# REQUIREMENT
Retype the listing that follows, exactly as written.

# MATERIAL
■ ■ ■ ■ ■ ■ ■
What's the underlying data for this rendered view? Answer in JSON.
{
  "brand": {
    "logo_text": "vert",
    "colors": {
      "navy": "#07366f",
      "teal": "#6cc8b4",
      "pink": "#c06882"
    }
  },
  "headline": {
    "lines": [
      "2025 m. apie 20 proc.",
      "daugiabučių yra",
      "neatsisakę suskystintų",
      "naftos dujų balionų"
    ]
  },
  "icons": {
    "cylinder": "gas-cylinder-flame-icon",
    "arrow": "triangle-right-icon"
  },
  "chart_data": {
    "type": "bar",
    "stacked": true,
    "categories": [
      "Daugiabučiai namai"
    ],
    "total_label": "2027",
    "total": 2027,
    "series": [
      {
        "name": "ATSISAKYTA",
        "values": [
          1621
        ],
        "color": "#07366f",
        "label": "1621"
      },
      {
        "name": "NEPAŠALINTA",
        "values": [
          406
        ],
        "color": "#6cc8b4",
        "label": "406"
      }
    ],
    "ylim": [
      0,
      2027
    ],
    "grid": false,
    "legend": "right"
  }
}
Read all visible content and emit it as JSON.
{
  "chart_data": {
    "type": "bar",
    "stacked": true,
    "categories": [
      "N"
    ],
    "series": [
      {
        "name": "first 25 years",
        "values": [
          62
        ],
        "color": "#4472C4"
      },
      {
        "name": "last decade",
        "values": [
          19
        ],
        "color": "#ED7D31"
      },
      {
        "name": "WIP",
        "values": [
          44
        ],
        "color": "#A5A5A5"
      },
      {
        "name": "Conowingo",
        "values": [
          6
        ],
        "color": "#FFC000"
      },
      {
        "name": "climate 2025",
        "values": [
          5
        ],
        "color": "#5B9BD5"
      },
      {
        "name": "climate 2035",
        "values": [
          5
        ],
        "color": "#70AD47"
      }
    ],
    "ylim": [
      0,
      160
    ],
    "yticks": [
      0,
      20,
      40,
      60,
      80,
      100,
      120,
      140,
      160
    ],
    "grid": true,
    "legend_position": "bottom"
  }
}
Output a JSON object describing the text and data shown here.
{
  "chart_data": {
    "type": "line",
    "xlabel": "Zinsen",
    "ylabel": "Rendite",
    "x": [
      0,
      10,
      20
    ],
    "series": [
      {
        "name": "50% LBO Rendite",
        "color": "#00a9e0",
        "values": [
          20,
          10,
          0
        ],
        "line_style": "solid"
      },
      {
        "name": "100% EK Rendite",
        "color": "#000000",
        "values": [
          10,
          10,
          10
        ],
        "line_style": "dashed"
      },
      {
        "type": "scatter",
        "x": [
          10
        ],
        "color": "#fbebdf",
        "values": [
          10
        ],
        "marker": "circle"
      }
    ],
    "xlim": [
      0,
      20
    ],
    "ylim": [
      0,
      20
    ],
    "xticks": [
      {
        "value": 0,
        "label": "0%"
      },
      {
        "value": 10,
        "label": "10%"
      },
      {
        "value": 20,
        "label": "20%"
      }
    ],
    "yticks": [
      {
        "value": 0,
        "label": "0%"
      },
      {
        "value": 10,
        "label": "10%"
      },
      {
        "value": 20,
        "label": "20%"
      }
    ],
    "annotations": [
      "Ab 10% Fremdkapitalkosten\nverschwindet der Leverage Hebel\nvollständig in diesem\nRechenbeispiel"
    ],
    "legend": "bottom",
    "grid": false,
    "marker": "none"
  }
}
■ ■ ■ ■ ■ ■ ■
# SOLUTION TO THE EXERCISE
What's the underlying data for this rendered view? Answer in JSON.
{
  "brand": {
    "logo_text": "vert",
    "colors": {
      "navy": "#07366f",
      "teal": "#6cc8b4",
      "pink": "#c06882"
    }
  },
  "headline": {
    "lines": [
      "2025 m. apie 20 proc.",
      "daugiabučių yra",
      "neatsisakę suskystintų",
      "naftos dujų balionų"
    ]
  },
  "icons": {
    "cylinder": "gas-cylinder-flame-icon",
    "arrow": "triangle-right-icon"
  },
  "chart_data": {
    "type": "bar",
    "stacked": true,
    "categories": [
      "Daugiabučiai namai"
    ],
    "total_label": "2027",
    "total": 2027,
    "series": [
      {
        "name": "ATSISAKYTA",
        "values": [
          1621
        ],
        "color": "#07366f",
        "label": "1621"
      },
      {
        "name": "NEPAŠALINTA",
        "values": [
          406
        ],
        "color": "#6cc8b4",
        "label": "406"
      }
    ],
    "ylim": [
      0,
      2027
    ],
    "grid": false,
    "legend": "right"
  }
}
Read all visible content and emit it as JSON.
{
  "chart_data": {
    "type": "bar",
    "stacked": true,
    "categories": [
      "N"
    ],
    "series": [
      {
        "name": "first 25 years",
        "values": [
          62
        ],
        "color": "#4472C4"
      },
      {
        "name": "last decade",
        "values": [
          19
        ],
        "color": "#ED7D31"
      },
      {
        "name": "WIP",
        "values": [
          44
        ],
        "color": "#A5A5A5"
      },
      {
        "name": "Conowingo",
        "values": [
          6
        ],
        "color": "#FFC000"
      },
      {
        "name": "climate 2025",
        "values": [
          5
        ],
        "color": "#5B9BD5"
      },
      {
        "name": "climate 2035",
        "values": [
          5
        ],
        "color": "#70AD47"
      }
    ],
    "ylim": [
      0,
      160
    ],
    "yticks": [
      0,
      20,
      40,
      60,
      80,
      100,
      120,
      140,
      160
    ],
    "grid": true,
    "legend_position": "bottom"
  }
}
Output a JSON object describing the text and data shown here.
{
  "chart_data": {
    "type": "line",
    "xlabel": "Zinsen",
    "ylabel": "Rendite",
    "x": [
      0,
      10,
      20
    ],
    "series": [
      {
        "name": "50% LBO Rendite",
        "color": "#00a9e0",
        "values": [
          20,
          10,
          0
        ],
        "line_style": "solid"
      },
      {
        "name": "100% EK Rendite",
        "color": "#000000",
        "values": [
          10,
          10,
          10
        ],
        "line_style": "dashed"
      },
      {
        "type": "scatter",
        "x": [
          10
        ],
        "color": "#fbebdf",
        "values": [
          10
        ],
        "marker": "circle"
      }
    ],
    "xlim": [
      0,
      20
    ],
    "ylim": [
      0,
      20
    ],
    "xticks": [
      {
        "value": 0,
        "label": "0%"
      },
      {
        "value": 10,
        "label": "10%"
      },
      {
        "value": 20,
        "label": "20%"
      }
    ],
    "yticks": [
      {
        "value": 0,
        "label": "0%"
      },
      {
        "value": 10,
        "label": "10%"
      },
      {
        "value": 20,
        "label": "20%"
      }
    ],
    "annotations": [
      "Ab 10% Fremdkapitalkosten\nverschwindet der Leverage Hebel\nvollständig in diesem\nRechenbeispiel"
    ],
    "legend": "bottom",
    "grid": false,
    "marker": "none"
  }
}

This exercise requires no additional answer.